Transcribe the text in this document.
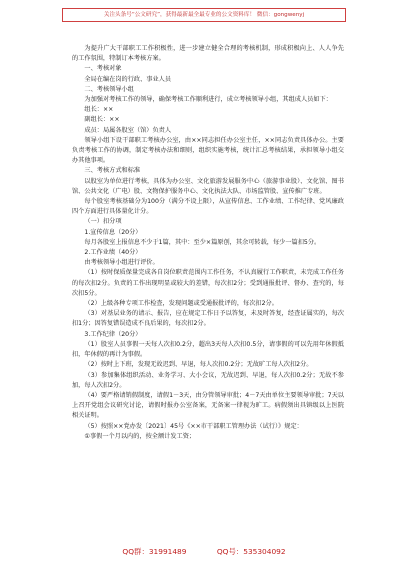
关注头条号“公文研究”，获得最新最全最专业的公文资料库！ 微信：gongwenyj

为提升广大干部职工工作积极性，进一步建立健全合理的考核机制，形成积极向上、人人争先的工作氛围，特制订本考核方案。

一、考核对象

全局在编在岗的行政、事业人员

二、考核领导小组

为加强对考核工作的领导，确保考核工作顺利进行，成立考核领导小组，其组成人员如下：

组长：××

副组长：××

成员：局属各股室（馆）负责人

领导小组下设干部职工考核办公室，由××同志担任办公室主任，××同志负责具体办公。主要负责考核工作的协调，制定考核办法和细则，组织实施考核，统计汇总考核结果，承担领导小组交办其他事项。

三、考核方式和标准

以股室为单位进行考核，具体为办公室、文化旅游发展服务中心（旅游事业股）、文化馆、图书馆、公共文化（广电）股、文物保护服务中心、文化执法大队、市场监管股、宣传推广专班。

每个股室考核基础分为100分（满分不设上限），从宣传信息、工作业绩、工作纪律、党风廉政四个方面进行具体量化计分。

（一）扣分项

1.宣传信息（20分）

每月各股室上报信息不少于1篇，其中：至少×篇原创，其余可转载，每少一篇扣5分。

2.工作业绩（40分）

由考核领导小组进行评价。

（1）按时保质保量完成各自岗位职责范围内工作任务，不认真履行工作职责，未完成工作任务的每次扣2分。负责的工作出现明显或较大的差错，每次扣2分；受到通报批评、督办、查究的，每次扣5分。

（2）上级各种专项工作检查，发现问题或受通报批评的，每次扣2分。

（3）对基层业务的请示、报告，应在规定工作日予以答复，未及时答复，经查证属实的，每次扣1分；因答复错误造成不良后果的，每次扣2分。

3.工作纪律（20分）

（1）股室人员事假一天每人次扣0.2分，超出3天每人次扣0.5分，请事假的可以先用年休假抵扣，年休假的再计为事假。

（2）按时上下班，发现无故迟到、早退，每人次扣0.2分；无故旷工每人次扣2分。

（3）参加集体组织活动、业务学习、大小会议，无故迟到、早退，每人次扣0.2分；无故不参加，每人次扣2分。

（4）要严格请销假制度，请假1－3天，由分管领导审批；4－7天由单位主要领导审批；7天以上召开党组会议研究讨论，请假时报办公室备案，无备案一律视为旷工。病假须出具镇级以上医院相关证明。

（5）按照××党办发〔2021〕45号《××市干部职工管理办法（试行）》规定：

①事假一个月以内的，按全额计发工资；

QQ群：31991489	QQ号：535304092
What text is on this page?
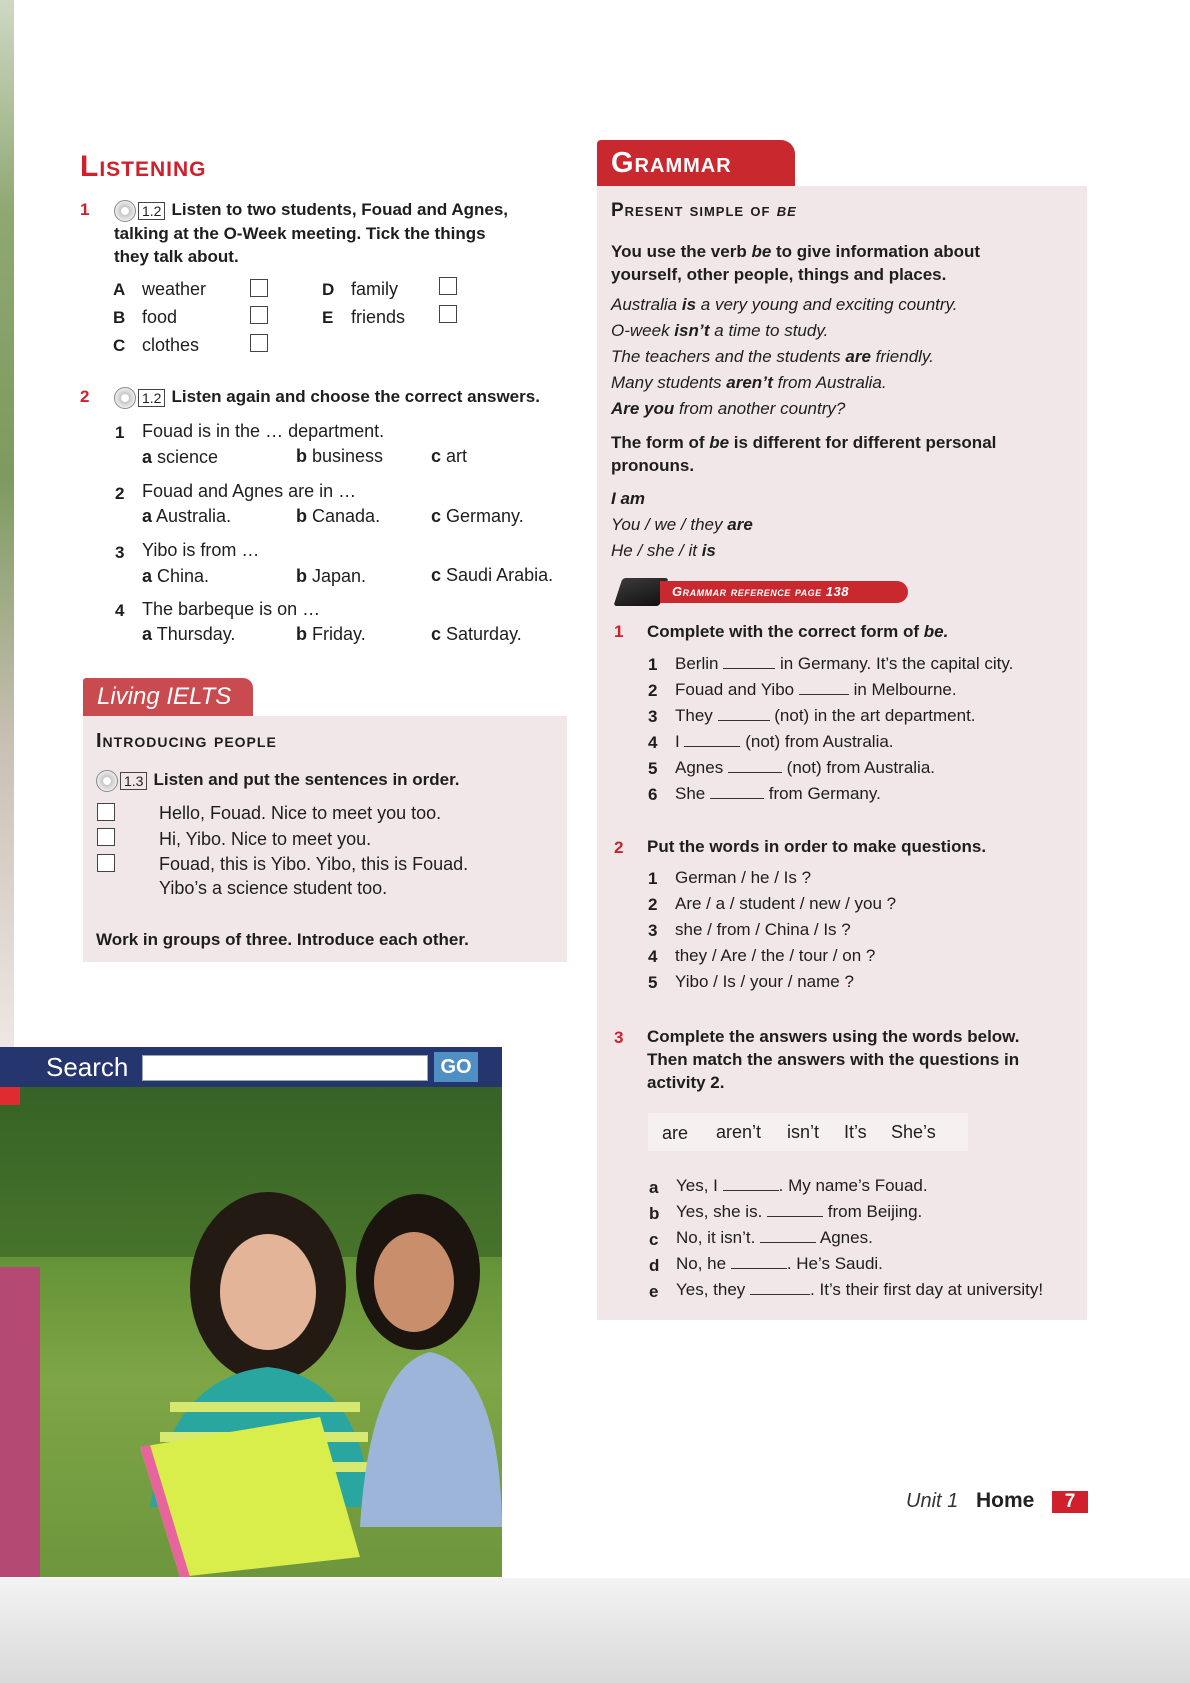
Listening
1	1.2 Listen to two students, Fouad and Agnes,
talking at the O-Week meeting. Tick the things
they talk about.
A weather
B food
C clothes
D family
E friends
2	1.2 Listen again and choose the correct answers.
1 Fouad is in the … department.
a science	b business	c art
2 Fouad and Agnes are in …
a Australia.	b Canada.	c Germany.
3 Yibo is from …
a China.	b Japan.	c Saudi Arabia.
4 The barbeque is on …
a Thursday.	b Friday.	c Saturday.
Living IELTS
Introducing people
1.3 Listen and put the sentences in order.
Hello, Fouad. Nice to meet you too.
Hi, Yibo. Nice to meet you.
Fouad, this is Yibo. Yibo, this is Fouad.
Yibo’s a science student too.
Work in groups of three. Introduce each other.
Search	GO
Grammar
Present simple of be
You use the verb be to give information about
yourself, other people, things and places.
Australia is a very young and exciting country.
O-week isn’t a time to study.
The teachers and the students are friendly.
Many students aren’t from Australia.
Are you from another country?
The form of be is different for different personal
pronouns.
I am
You / we / they are
He / she / it is
Grammar reference page 138
1 Complete with the correct form of be.
1 Berlin	in Germany. It’s the capital city.
2 Fouad and Yibo	in Melbourne.
3 They	(not) in the art department.
4 I	(not) from Australia.
5 Agnes	(not) from Australia.
6 She	from Germany.
2 Put the words in order to make questions.
1 German / he / Is ?
2 Are / a / student / new / you ?
3 she / from / China / Is ?
4 they / Are / the / tour / on ?
5 Yibo / Is / your / name ?
3 Complete the answers using the words below.
Then match the answers with the questions in
activity 2.
are aren’t isn’t It’s She’s
a Yes, I	. My name’s Fouad.
b Yes, she is.	from Beijing.
c No, it isn’t.	Agnes.
d No, he	. He’s Saudi.
e Yes, they	. It’s their first day at university!
Unit 1 Home	7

Exercise — Filter lines by "工作纪律" and return each hit.

Exercise answer —
每个股室考核基础分为100分（满分不设上限），从宣传信息、工作业绩、工作纪律、党风廉政四个方面进行具体量化计分。
3.工作纪律（20分）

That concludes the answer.